▶ [Task details] Copy each line of the entries beneath that contains the word "hraniční".

▶ [Information given]
========
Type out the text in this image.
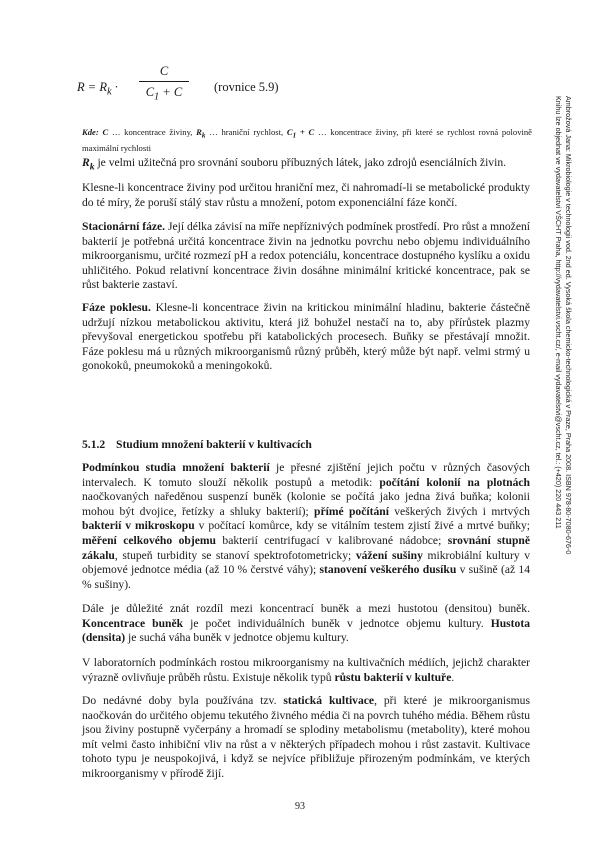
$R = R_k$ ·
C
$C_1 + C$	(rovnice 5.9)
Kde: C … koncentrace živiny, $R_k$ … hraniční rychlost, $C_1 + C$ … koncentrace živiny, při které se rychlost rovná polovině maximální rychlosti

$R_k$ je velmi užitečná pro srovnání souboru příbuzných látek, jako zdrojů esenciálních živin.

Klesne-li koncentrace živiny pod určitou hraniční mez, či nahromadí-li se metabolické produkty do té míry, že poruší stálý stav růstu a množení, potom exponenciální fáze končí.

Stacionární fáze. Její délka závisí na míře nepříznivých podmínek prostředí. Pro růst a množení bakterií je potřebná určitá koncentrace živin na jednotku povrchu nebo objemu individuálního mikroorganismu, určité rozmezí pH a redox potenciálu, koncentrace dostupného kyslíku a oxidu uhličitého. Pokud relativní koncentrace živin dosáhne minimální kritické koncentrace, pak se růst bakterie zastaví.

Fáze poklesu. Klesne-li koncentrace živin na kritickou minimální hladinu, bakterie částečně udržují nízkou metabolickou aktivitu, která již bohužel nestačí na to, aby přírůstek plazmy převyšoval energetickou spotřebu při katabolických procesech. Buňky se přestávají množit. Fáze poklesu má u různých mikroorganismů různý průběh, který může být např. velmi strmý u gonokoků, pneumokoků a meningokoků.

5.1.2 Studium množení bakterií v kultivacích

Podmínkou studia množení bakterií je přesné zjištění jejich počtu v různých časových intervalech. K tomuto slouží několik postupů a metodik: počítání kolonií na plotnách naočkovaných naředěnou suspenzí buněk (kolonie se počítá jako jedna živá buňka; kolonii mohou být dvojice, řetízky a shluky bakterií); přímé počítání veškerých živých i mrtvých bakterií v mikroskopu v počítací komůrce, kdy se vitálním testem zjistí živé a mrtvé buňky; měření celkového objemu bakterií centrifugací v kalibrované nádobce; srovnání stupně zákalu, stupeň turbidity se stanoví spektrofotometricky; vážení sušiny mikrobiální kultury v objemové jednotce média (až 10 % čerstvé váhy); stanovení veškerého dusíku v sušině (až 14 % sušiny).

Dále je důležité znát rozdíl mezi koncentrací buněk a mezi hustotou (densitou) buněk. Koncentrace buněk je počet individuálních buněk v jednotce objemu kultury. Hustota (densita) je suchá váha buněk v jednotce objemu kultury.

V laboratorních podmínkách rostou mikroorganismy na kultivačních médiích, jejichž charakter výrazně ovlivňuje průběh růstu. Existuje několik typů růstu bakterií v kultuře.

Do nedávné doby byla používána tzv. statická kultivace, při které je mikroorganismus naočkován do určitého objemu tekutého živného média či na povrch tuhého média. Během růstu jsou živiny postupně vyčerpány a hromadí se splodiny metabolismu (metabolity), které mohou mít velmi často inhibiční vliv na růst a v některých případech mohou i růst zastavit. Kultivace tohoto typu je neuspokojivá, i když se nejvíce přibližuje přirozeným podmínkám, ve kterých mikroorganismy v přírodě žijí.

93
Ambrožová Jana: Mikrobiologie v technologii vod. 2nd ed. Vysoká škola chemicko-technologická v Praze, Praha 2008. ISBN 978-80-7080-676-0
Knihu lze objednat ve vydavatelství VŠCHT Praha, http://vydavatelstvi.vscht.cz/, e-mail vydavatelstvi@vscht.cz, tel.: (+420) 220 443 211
========
▶ [Task output]
Kde: C … koncentrace živiny, $R_k$ … hraniční rychlost, $C_1 + C$ … koncentrace živiny, při které se rychlost rovná polovině maximální rychlosti
Klesne-li koncentrace živiny pod určitou hraniční mez, či nahromadí-li se metabolické produkty do té míry, že poruší stálý stav růstu a množení, potom exponenciální fáze končí.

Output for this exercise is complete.